Below are some entries. Output each one exactly as it appears.
* Begin MATERIAL FOR THIS EXERCISE *
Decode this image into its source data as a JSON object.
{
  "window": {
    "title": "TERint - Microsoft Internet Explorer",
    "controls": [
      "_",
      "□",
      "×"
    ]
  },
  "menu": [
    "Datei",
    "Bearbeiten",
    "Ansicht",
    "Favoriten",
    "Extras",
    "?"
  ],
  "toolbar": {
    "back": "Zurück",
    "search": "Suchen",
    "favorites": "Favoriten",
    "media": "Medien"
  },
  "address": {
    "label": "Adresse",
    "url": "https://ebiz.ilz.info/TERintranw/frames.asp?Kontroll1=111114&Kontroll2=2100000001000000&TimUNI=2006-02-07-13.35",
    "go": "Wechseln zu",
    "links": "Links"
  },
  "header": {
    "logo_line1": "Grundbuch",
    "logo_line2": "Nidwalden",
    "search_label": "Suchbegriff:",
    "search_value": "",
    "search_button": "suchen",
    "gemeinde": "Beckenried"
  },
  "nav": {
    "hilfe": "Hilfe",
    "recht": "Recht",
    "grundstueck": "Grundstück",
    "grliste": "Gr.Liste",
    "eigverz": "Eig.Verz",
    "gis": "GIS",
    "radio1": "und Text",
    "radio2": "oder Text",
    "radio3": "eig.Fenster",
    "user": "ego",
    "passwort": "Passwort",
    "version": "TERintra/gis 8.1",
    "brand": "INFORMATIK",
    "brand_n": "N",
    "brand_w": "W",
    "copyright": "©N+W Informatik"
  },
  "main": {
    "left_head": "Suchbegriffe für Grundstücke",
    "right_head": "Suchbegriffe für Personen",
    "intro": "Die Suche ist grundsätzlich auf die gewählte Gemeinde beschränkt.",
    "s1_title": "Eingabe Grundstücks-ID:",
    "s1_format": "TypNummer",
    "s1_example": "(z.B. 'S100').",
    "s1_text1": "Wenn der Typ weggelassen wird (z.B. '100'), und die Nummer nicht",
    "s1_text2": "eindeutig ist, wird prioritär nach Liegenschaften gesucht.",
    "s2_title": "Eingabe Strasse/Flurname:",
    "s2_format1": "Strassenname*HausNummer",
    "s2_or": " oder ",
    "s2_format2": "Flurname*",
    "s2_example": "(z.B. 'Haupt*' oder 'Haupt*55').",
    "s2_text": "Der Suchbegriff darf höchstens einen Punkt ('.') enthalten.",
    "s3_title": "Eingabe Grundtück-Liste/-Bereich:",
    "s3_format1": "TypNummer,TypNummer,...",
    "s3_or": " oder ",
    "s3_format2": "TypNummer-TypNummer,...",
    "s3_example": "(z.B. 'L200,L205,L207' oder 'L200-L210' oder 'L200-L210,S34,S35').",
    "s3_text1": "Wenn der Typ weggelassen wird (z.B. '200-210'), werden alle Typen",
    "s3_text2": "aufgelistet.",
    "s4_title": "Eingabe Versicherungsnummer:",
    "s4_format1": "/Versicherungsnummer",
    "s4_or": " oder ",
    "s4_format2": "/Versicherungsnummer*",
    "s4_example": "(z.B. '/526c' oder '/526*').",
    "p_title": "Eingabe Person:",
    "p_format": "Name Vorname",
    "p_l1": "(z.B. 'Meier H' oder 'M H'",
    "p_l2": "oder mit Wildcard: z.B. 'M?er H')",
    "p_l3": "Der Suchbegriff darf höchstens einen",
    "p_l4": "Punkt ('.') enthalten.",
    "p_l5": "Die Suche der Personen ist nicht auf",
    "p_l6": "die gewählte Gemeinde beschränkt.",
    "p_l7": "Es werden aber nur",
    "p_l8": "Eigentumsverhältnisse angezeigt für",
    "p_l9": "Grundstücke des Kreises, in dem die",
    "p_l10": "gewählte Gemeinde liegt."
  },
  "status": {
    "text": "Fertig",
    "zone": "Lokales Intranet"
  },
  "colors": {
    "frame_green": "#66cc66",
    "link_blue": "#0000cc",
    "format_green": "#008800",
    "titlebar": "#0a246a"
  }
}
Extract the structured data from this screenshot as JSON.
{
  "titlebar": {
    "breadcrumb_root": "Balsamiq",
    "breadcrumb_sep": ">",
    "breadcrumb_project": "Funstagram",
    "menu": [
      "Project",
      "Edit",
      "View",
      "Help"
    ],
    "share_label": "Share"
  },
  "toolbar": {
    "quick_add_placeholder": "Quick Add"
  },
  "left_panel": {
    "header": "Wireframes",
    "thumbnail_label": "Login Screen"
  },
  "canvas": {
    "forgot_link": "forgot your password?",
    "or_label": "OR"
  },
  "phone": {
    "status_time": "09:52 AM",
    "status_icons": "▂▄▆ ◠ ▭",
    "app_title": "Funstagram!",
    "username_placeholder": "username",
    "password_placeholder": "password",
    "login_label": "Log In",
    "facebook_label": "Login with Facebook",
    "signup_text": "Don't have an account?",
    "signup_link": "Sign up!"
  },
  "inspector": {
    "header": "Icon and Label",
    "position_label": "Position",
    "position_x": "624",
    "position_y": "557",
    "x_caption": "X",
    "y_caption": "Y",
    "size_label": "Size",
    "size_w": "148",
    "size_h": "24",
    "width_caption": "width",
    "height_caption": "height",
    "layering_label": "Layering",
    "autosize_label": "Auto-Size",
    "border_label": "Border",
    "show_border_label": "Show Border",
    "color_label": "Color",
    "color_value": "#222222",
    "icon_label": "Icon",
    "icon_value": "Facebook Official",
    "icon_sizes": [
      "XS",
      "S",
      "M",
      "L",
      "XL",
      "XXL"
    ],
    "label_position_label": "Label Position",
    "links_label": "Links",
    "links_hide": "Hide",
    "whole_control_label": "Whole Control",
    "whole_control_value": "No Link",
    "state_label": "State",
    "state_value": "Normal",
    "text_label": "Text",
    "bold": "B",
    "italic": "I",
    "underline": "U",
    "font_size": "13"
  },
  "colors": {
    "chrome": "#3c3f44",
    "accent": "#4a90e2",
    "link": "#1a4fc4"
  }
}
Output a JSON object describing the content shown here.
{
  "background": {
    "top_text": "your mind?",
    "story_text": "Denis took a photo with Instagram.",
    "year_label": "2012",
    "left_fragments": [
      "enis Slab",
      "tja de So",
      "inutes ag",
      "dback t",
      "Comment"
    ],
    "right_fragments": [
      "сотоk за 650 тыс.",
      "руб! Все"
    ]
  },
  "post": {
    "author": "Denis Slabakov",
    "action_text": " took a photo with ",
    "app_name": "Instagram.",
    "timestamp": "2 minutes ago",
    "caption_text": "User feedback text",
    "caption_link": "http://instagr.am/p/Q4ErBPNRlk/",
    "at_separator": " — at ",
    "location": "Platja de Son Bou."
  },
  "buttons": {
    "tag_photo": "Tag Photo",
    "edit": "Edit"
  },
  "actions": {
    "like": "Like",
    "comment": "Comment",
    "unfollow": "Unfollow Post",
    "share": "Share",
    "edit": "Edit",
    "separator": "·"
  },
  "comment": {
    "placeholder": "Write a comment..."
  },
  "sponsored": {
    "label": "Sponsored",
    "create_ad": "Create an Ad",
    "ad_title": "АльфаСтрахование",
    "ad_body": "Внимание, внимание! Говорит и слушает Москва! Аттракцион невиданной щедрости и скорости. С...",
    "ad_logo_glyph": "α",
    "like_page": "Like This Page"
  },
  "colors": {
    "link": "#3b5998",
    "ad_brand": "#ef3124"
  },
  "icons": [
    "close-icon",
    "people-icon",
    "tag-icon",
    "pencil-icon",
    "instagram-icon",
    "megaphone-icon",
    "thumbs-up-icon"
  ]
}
* End MATERIAL FOR THIS EXERCISE *
_FINISHED TASK_
Decode this image into its source data as a JSON object.
{
  "window": {
    "title": "TERint - Microsoft Internet Explorer",
    "controls": [
      "_",
      "□",
      "×"
    ]
  },
  "menu": [
    "Datei",
    "Bearbeiten",
    "Ansicht",
    "Favoriten",
    "Extras",
    "?"
  ],
  "toolbar": {
    "back": "Zurück",
    "search": "Suchen",
    "favorites": "Favoriten",
    "media": "Medien"
  },
  "address": {
    "label": "Adresse",
    "url": "https://ebiz.ilz.info/TERintranw/frames.asp?Kontroll1=111114&Kontroll2=2100000001000000&TimUNI=2006-02-07-13.35",
    "go": "Wechseln zu",
    "links": "Links"
  },
  "header": {
    "logo_line1": "Grundbuch",
    "logo_line2": "Nidwalden",
    "search_label": "Suchbegriff:",
    "search_value": "",
    "search_button": "suchen",
    "gemeinde": "Beckenried"
  },
  "nav": {
    "hilfe": "Hilfe",
    "recht": "Recht",
    "grundstueck": "Grundstück",
    "grliste": "Gr.Liste",
    "eigverz": "Eig.Verz",
    "gis": "GIS",
    "radio1": "und Text",
    "radio2": "oder Text",
    "radio3": "eig.Fenster",
    "user": "ego",
    "passwort": "Passwort",
    "version": "TERintra/gis 8.1",
    "brand": "INFORMATIK",
    "brand_n": "N",
    "brand_w": "W",
    "copyright": "©N+W Informatik"
  },
  "main": {
    "left_head": "Suchbegriffe für Grundstücke",
    "right_head": "Suchbegriffe für Personen",
    "intro": "Die Suche ist grundsätzlich auf die gewählte Gemeinde beschränkt.",
    "s1_title": "Eingabe Grundstücks-ID:",
    "s1_format": "TypNummer",
    "s1_example": "(z.B. 'S100').",
    "s1_text1": "Wenn der Typ weggelassen wird (z.B. '100'), und die Nummer nicht",
    "s1_text2": "eindeutig ist, wird prioritär nach Liegenschaften gesucht.",
    "s2_title": "Eingabe Strasse/Flurname:",
    "s2_format1": "Strassenname*HausNummer",
    "s2_or": " oder ",
    "s2_format2": "Flurname*",
    "s2_example": "(z.B. 'Haupt*' oder 'Haupt*55').",
    "s2_text": "Der Suchbegriff darf höchstens einen Punkt ('.') enthalten.",
    "s3_title": "Eingabe Grundtück-Liste/-Bereich:",
    "s3_format1": "TypNummer,TypNummer,...",
    "s3_or": " oder ",
    "s3_format2": "TypNummer-TypNummer,...",
    "s3_example": "(z.B. 'L200,L205,L207' oder 'L200-L210' oder 'L200-L210,S34,S35').",
    "s3_text1": "Wenn der Typ weggelassen wird (z.B. '200-210'), werden alle Typen",
    "s3_text2": "aufgelistet.",
    "s4_title": "Eingabe Versicherungsnummer:",
    "s4_format1": "/Versicherungsnummer",
    "s4_or": " oder ",
    "s4_format2": "/Versicherungsnummer*",
    "s4_example": "(z.B. '/526c' oder '/526*').",
    "p_title": "Eingabe Person:",
    "p_format": "Name Vorname",
    "p_l1": "(z.B. 'Meier H' oder 'M H'",
    "p_l2": "oder mit Wildcard: z.B. 'M?er H')",
    "p_l3": "Der Suchbegriff darf höchstens einen",
    "p_l4": "Punkt ('.') enthalten.",
    "p_l5": "Die Suche der Personen ist nicht auf",
    "p_l6": "die gewählte Gemeinde beschränkt.",
    "p_l7": "Es werden aber nur",
    "p_l8": "Eigentumsverhältnisse angezeigt für",
    "p_l9": "Grundstücke des Kreises, in dem die",
    "p_l10": "gewählte Gemeinde liegt."
  },
  "status": {
    "text": "Fertig",
    "zone": "Lokales Intranet"
  },
  "colors": {
    "frame_green": "#66cc66",
    "link_blue": "#0000cc",
    "format_green": "#008800",
    "titlebar": "#0a246a"
  }
}
Extract the structured data from this screenshot as JSON.
{
  "titlebar": {
    "breadcrumb_root": "Balsamiq",
    "breadcrumb_sep": ">",
    "breadcrumb_project": "Funstagram",
    "menu": [
      "Project",
      "Edit",
      "View",
      "Help"
    ],
    "share_label": "Share"
  },
  "toolbar": {
    "quick_add_placeholder": "Quick Add"
  },
  "left_panel": {
    "header": "Wireframes",
    "thumbnail_label": "Login Screen"
  },
  "canvas": {
    "forgot_link": "forgot your password?",
    "or_label": "OR"
  },
  "phone": {
    "status_time": "09:52 AM",
    "status_icons": "▂▄▆ ◠ ▭",
    "app_title": "Funstagram!",
    "username_placeholder": "username",
    "password_placeholder": "password",
    "login_label": "Log In",
    "facebook_label": "Login with Facebook",
    "signup_text": "Don't have an account?",
    "signup_link": "Sign up!"
  },
  "inspector": {
    "header": "Icon and Label",
    "position_label": "Position",
    "position_x": "624",
    "position_y": "557",
    "x_caption": "X",
    "y_caption": "Y",
    "size_label": "Size",
    "size_w": "148",
    "size_h": "24",
    "width_caption": "width",
    "height_caption": "height",
    "layering_label": "Layering",
    "autosize_label": "Auto-Size",
    "border_label": "Border",
    "show_border_label": "Show Border",
    "color_label": "Color",
    "color_value": "#222222",
    "icon_label": "Icon",
    "icon_value": "Facebook Official",
    "icon_sizes": [
      "XS",
      "S",
      "M",
      "L",
      "XL",
      "XXL"
    ],
    "label_position_label": "Label Position",
    "links_label": "Links",
    "links_hide": "Hide",
    "whole_control_label": "Whole Control",
    "whole_control_value": "No Link",
    "state_label": "State",
    "state_value": "Normal",
    "text_label": "Text",
    "bold": "B",
    "italic": "I",
    "underline": "U",
    "font_size": "13"
  },
  "colors": {
    "chrome": "#3c3f44",
    "accent": "#4a90e2",
    "link": "#1a4fc4"
  }
}
Output a JSON object describing the content shown here.
{
  "background": {
    "top_text": "your mind?",
    "story_text": "Denis took a photo with Instagram.",
    "year_label": "2012",
    "left_fragments": [
      "enis Slab",
      "tja de So",
      "inutes ag",
      "dback t",
      "Comment"
    ],
    "right_fragments": [
      "сотоk за 650 тыс.",
      "руб! Все"
    ]
  },
  "post": {
    "author": "Denis Slabakov",
    "action_text": " took a photo with ",
    "app_name": "Instagram.",
    "timestamp": "2 minutes ago",
    "caption_text": "User feedback text",
    "caption_link": "http://instagr.am/p/Q4ErBPNRlk/",
    "at_separator": " — at ",
    "location": "Platja de Son Bou."
  },
  "buttons": {
    "tag_photo": "Tag Photo",
    "edit": "Edit"
  },
  "actions": {
    "like": "Like",
    "comment": "Comment",
    "unfollow": "Unfollow Post",
    "share": "Share",
    "edit": "Edit",
    "separator": "·"
  },
  "comment": {
    "placeholder": "Write a comment..."
  },
  "sponsored": {
    "label": "Sponsored",
    "create_ad": "Create an Ad",
    "ad_title": "АльфаСтрахование",
    "ad_body": "Внимание, внимание! Говорит и слушает Москва! Аттракцион невиданной щедрости и скорости. С...",
    "ad_logo_glyph": "α",
    "like_page": "Like This Page"
  },
  "colors": {
    "link": "#3b5998",
    "ad_brand": "#ef3124"
  },
  "icons": [
    "close-icon",
    "people-icon",
    "tag-icon",
    "pencil-icon",
    "instagram-icon",
    "megaphone-icon",
    "thumbs-up-icon"
  ]
}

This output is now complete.